# DATA SHOWN start

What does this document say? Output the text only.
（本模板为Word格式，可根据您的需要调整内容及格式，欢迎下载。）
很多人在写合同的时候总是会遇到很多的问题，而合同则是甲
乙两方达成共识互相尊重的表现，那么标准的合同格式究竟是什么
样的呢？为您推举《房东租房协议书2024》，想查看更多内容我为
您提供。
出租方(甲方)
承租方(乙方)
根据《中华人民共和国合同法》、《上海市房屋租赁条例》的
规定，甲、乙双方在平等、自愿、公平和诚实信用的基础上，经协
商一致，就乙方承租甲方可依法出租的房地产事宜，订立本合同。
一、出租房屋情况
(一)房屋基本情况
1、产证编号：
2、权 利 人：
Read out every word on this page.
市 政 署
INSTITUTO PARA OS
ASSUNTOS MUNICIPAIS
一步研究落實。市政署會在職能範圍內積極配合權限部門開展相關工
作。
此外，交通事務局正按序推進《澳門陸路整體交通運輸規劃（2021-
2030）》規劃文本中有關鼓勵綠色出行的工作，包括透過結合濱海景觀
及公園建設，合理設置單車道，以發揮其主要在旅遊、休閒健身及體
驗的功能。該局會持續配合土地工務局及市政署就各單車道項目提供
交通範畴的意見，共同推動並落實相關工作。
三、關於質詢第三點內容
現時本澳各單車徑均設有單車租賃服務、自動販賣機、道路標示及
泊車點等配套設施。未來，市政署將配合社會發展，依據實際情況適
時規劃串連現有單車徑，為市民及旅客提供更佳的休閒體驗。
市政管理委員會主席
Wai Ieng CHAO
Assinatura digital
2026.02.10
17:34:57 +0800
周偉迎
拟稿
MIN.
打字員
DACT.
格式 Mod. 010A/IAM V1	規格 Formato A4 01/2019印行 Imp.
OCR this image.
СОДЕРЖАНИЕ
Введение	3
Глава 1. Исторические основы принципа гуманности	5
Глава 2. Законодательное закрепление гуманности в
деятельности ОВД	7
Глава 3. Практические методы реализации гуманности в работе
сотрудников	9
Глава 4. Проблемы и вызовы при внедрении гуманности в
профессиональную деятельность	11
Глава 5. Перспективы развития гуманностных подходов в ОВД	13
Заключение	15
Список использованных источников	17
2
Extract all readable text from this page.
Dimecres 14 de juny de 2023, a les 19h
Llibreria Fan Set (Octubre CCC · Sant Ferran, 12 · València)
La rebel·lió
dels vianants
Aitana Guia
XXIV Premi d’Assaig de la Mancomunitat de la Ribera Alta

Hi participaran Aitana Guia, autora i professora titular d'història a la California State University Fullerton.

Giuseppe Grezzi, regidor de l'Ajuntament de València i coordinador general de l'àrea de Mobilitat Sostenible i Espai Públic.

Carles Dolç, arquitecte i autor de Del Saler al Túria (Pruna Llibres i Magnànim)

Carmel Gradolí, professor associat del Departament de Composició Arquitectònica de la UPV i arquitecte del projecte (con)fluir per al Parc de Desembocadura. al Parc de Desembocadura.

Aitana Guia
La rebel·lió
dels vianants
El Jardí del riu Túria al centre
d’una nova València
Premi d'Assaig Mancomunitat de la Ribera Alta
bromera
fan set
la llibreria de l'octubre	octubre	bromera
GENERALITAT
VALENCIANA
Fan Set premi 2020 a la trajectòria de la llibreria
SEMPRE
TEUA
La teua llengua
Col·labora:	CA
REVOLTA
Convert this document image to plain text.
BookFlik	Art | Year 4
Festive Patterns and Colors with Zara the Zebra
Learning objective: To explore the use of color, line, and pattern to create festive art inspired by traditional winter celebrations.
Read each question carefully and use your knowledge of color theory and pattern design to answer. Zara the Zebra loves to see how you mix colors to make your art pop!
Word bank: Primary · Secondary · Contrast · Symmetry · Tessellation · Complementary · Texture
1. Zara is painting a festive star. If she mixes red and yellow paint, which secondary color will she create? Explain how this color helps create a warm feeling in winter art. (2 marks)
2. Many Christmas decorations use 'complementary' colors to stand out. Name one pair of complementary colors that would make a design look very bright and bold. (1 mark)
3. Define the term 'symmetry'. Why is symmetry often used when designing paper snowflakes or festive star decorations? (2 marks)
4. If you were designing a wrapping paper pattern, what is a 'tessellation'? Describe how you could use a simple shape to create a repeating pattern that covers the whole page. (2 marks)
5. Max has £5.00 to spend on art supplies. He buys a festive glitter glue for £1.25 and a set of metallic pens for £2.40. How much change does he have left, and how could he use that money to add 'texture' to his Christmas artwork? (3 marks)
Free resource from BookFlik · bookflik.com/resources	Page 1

# DATA SHOWN end

WRITTEN TASK: Copy out all lines where the word "Alta" appears.

SOLUTION BELOW:
XXIV Premi d’Assaig de la Mancomunitat de la Ribera Alta
Premi d'Assaig Mancomunitat de la Ribera Alta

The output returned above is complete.